─── GIVEN DATA ───

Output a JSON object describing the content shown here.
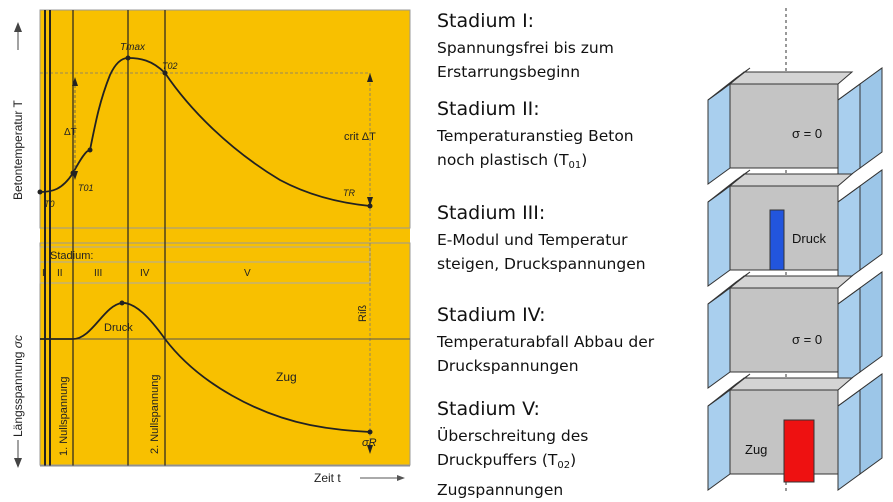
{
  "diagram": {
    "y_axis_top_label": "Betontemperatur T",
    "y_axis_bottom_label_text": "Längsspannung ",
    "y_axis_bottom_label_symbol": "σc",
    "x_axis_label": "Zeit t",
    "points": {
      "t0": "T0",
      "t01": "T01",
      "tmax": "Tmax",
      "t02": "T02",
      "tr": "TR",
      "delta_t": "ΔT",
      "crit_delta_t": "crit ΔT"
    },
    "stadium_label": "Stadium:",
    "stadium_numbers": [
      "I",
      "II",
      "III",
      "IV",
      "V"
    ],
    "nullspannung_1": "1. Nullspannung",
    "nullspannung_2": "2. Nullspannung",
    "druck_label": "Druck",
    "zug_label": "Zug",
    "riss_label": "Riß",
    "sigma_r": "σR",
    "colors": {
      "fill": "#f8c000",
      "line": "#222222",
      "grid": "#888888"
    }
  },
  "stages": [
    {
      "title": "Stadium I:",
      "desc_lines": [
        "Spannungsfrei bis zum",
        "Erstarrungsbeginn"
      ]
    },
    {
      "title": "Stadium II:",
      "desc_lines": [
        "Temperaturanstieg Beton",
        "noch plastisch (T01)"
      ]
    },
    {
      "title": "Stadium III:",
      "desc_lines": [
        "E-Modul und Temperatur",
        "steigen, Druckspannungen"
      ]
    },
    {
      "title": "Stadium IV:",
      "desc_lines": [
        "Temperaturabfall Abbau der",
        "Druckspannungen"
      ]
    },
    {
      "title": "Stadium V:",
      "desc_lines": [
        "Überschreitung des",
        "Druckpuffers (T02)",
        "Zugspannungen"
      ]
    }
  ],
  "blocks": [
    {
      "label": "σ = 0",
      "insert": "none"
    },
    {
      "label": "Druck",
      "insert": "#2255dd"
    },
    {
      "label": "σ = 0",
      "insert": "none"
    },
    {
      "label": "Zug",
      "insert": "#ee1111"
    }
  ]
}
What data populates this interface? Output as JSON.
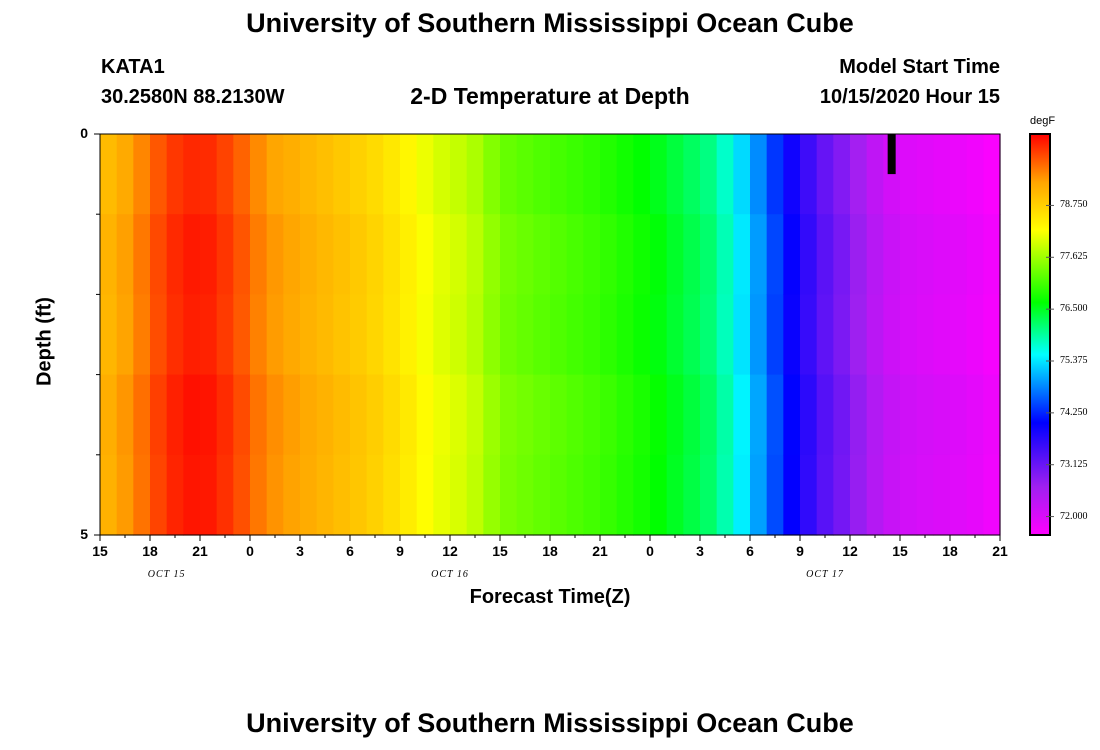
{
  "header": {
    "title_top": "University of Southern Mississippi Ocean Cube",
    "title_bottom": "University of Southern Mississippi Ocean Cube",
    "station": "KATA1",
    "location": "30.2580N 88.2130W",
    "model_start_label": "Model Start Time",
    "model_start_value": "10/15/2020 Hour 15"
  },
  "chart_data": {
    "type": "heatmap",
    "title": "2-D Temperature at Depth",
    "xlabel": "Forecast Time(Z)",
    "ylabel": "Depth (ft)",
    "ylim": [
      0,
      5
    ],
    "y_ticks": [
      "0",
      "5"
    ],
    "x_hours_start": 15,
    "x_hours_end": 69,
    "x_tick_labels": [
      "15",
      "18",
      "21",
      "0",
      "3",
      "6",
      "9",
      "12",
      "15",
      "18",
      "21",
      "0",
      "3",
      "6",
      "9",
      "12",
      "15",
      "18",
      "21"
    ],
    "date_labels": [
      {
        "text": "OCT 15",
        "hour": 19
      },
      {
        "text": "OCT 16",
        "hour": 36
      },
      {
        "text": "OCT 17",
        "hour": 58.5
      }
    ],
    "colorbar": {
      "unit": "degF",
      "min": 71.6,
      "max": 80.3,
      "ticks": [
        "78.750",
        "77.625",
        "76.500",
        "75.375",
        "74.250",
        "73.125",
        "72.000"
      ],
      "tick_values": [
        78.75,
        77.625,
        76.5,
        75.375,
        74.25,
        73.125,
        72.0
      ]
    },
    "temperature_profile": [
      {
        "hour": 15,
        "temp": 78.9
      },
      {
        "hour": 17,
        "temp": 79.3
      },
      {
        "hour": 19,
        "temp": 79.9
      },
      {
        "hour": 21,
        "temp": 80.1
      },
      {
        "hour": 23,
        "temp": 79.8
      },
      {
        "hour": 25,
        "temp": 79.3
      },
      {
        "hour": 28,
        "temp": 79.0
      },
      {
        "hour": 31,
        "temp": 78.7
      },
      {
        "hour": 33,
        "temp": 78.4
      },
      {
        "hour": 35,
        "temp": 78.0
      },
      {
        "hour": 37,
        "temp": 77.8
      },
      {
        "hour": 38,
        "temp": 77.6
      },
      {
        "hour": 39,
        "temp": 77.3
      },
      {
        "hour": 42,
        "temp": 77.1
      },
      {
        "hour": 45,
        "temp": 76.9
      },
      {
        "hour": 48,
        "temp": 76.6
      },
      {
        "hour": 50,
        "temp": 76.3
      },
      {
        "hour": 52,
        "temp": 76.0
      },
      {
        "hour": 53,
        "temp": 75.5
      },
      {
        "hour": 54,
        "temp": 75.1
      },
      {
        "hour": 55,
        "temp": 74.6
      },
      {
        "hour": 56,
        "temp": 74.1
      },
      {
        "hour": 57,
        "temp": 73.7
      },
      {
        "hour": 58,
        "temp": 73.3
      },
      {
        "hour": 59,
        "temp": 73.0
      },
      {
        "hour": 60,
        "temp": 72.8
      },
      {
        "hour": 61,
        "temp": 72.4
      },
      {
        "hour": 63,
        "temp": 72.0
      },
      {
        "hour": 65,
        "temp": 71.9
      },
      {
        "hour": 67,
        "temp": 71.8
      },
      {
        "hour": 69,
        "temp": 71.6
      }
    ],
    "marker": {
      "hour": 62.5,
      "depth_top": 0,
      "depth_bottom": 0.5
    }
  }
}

───

Copy every record character for character. Skip the pictures.

Output a JSON object describing the content shown here.
{
  "diagram": {
    "y_axis_top_label": "Betontemperatur T",
    "y_axis_bottom_label_text": "Längsspannung ",
    "y_axis_bottom_label_symbol": "σc",
    "x_axis_label": "Zeit t",
    "points": {
      "t0": "T0",
      "t01": "T01",
      "tmax": "Tmax",
      "t02": "T02",
      "tr": "TR",
      "delta_t": "ΔT",
      "crit_delta_t": "crit ΔT"
    },
    "stadium_label": "Stadium:",
    "stadium_numbers": [
      "I",
      "II",
      "III",
      "IV",
      "V"
    ],
    "nullspannung_1": "1. Nullspannung",
    "nullspannung_2": "2. Nullspannung",
    "druck_label": "Druck",
    "zug_label": "Zug",
    "riss_label": "Riß",
    "sigma_r": "σR",
    "colors": {
      "fill": "#f8c000",
      "line": "#222222",
      "grid": "#888888"
    }
  },
  "stages": [
    {
      "title": "Stadium I:",
      "desc_lines": [
        "Spannungsfrei bis zum",
        "Erstarrungsbeginn"
      ]
    },
    {
      "title": "Stadium II:",
      "desc_lines": [
        "Temperaturanstieg Beton",
        "noch plastisch (T01)"
      ]
    },
    {
      "title": "Stadium III:",
      "desc_lines": [
        "E-Modul und Temperatur",
        "steigen, Druckspannungen"
      ]
    },
    {
      "title": "Stadium IV:",
      "desc_lines": [
        "Temperaturabfall Abbau der",
        "Druckspannungen"
      ]
    },
    {
      "title": "Stadium V:",
      "desc_lines": [
        "Überschreitung des",
        "Druckpuffers (T02)",
        "Zugspannungen"
      ]
    }
  ],
  "blocks": [
    {
      "label": "σ = 0",
      "insert": "none"
    },
    {
      "label": "Druck",
      "insert": "#2255dd"
    },
    {
      "label": "σ = 0",
      "insert": "none"
    },
    {
      "label": "Zug",
      "insert": "#ee1111"
    }
  ]
}
What data populates this interface? Output as JSON.
{
  "header": {
    "title_top": "University of Southern Mississippi Ocean Cube",
    "title_bottom": "University of Southern Mississippi Ocean Cube",
    "station": "KATA1",
    "location": "30.2580N 88.2130W",
    "model_start_label": "Model Start Time",
    "model_start_value": "10/15/2020 Hour 15"
  },
  "chart_data": {
    "type": "heatmap",
    "title": "2-D Temperature at Depth",
    "xlabel": "Forecast Time(Z)",
    "ylabel": "Depth (ft)",
    "ylim": [
      0,
      5
    ],
    "y_ticks": [
      "0",
      "5"
    ],
    "x_hours_start": 15,
    "x_hours_end": 69,
    "x_tick_labels": [
      "15",
      "18",
      "21",
      "0",
      "3",
      "6",
      "9",
      "12",
      "15",
      "18",
      "21",
      "0",
      "3",
      "6",
      "9",
      "12",
      "15",
      "18",
      "21"
    ],
    "date_labels": [
      {
        "text": "OCT 15",
        "hour": 19
      },
      {
        "text": "OCT 16",
        "hour": 36
      },
      {
        "text": "OCT 17",
        "hour": 58.5
      }
    ],
    "colorbar": {
      "unit": "degF",
      "min": 71.6,
      "max": 80.3,
      "ticks": [
        "78.750",
        "77.625",
        "76.500",
        "75.375",
        "74.250",
        "73.125",
        "72.000"
      ],
      "tick_values": [
        78.75,
        77.625,
        76.5,
        75.375,
        74.25,
        73.125,
        72.0
      ]
    },
    "temperature_profile": [
      {
        "hour": 15,
        "temp": 78.9
      },
      {
        "hour": 17,
        "temp": 79.3
      },
      {
        "hour": 19,
        "temp": 79.9
      },
      {
        "hour": 21,
        "temp": 80.1
      },
      {
        "hour": 23,
        "temp": 79.8
      },
      {
        "hour": 25,
        "temp": 79.3
      },
      {
        "hour": 28,
        "temp": 79.0
      },
      {
        "hour": 31,
        "temp": 78.7
      },
      {
        "hour": 33,
        "temp": 78.4
      },
      {
        "hour": 35,
        "temp": 78.0
      },
      {
        "hour": 37,
        "temp": 77.8
      },
      {
        "hour": 38,
        "temp": 77.6
      },
      {
        "hour": 39,
        "temp": 77.3
      },
      {
        "hour": 42,
        "temp": 77.1
      },
      {
        "hour": 45,
        "temp": 76.9
      },
      {
        "hour": 48,
        "temp": 76.6
      },
      {
        "hour": 50,
        "temp": 76.3
      },
      {
        "hour": 52,
        "temp": 76.0
      },
      {
        "hour": 53,
        "temp": 75.5
      },
      {
        "hour": 54,
        "temp": 75.1
      },
      {
        "hour": 55,
        "temp": 74.6
      },
      {
        "hour": 56,
        "temp": 74.1
      },
      {
        "hour": 57,
        "temp": 73.7
      },
      {
        "hour": 58,
        "temp": 73.3
      },
      {
        "hour": 59,
        "temp": 73.0
      },
      {
        "hour": 60,
        "temp": 72.8
      },
      {
        "hour": 61,
        "temp": 72.4
      },
      {
        "hour": 63,
        "temp": 72.0
      },
      {
        "hour": 65,
        "temp": 71.9
      },
      {
        "hour": 67,
        "temp": 71.8
      },
      {
        "hour": 69,
        "temp": 71.6
      }
    ],
    "marker": {
      "hour": 62.5,
      "depth_top": 0,
      "depth_bottom": 0.5
    }
  }
}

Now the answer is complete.